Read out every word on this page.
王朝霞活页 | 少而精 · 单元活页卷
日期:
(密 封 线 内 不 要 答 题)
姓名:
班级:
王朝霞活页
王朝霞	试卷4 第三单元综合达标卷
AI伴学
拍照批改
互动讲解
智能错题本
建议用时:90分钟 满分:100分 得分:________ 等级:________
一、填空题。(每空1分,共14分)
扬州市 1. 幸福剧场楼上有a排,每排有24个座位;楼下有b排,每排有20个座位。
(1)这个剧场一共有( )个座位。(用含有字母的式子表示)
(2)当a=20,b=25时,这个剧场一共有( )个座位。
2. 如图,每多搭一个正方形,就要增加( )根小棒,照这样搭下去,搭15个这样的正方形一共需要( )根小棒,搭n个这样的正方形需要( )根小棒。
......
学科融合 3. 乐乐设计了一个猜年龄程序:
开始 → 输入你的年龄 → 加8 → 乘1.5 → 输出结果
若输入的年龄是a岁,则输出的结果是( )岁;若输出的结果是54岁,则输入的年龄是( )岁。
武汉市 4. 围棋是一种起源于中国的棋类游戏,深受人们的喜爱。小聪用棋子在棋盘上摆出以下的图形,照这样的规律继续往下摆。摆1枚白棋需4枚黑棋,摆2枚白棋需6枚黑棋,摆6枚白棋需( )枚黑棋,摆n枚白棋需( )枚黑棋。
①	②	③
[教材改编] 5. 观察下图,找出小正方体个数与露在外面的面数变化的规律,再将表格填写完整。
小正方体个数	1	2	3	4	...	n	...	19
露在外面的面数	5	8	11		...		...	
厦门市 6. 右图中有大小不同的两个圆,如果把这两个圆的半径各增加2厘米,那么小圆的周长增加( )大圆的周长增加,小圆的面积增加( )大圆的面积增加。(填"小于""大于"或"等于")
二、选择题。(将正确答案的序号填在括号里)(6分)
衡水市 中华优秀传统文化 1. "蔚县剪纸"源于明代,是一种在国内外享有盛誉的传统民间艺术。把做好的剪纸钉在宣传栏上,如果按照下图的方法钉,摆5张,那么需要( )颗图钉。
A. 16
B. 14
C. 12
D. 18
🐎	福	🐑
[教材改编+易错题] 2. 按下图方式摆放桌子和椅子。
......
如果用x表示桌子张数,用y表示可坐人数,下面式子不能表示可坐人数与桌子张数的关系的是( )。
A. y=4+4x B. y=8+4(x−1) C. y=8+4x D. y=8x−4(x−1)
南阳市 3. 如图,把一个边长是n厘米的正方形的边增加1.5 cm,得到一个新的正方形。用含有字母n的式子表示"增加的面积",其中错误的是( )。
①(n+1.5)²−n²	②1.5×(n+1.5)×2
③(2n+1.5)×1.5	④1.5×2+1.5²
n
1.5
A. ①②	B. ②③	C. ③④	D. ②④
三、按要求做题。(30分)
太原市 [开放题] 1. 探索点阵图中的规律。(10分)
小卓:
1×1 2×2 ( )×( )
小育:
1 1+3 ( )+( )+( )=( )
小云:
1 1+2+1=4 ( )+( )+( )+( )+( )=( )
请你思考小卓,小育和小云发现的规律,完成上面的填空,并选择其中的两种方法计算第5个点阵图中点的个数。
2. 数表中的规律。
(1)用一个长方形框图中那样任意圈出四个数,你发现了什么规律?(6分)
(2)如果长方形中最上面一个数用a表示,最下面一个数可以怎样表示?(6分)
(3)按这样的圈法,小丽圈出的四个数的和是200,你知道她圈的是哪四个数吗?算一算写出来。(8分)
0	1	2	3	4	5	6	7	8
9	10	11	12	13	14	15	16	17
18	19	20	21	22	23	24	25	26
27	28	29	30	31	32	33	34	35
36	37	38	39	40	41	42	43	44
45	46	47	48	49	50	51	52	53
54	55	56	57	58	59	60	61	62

→ Set task: Tally the lines of the records holding the word "这个剧场一共有", then give only the resulting number.

→ Result of this task: 2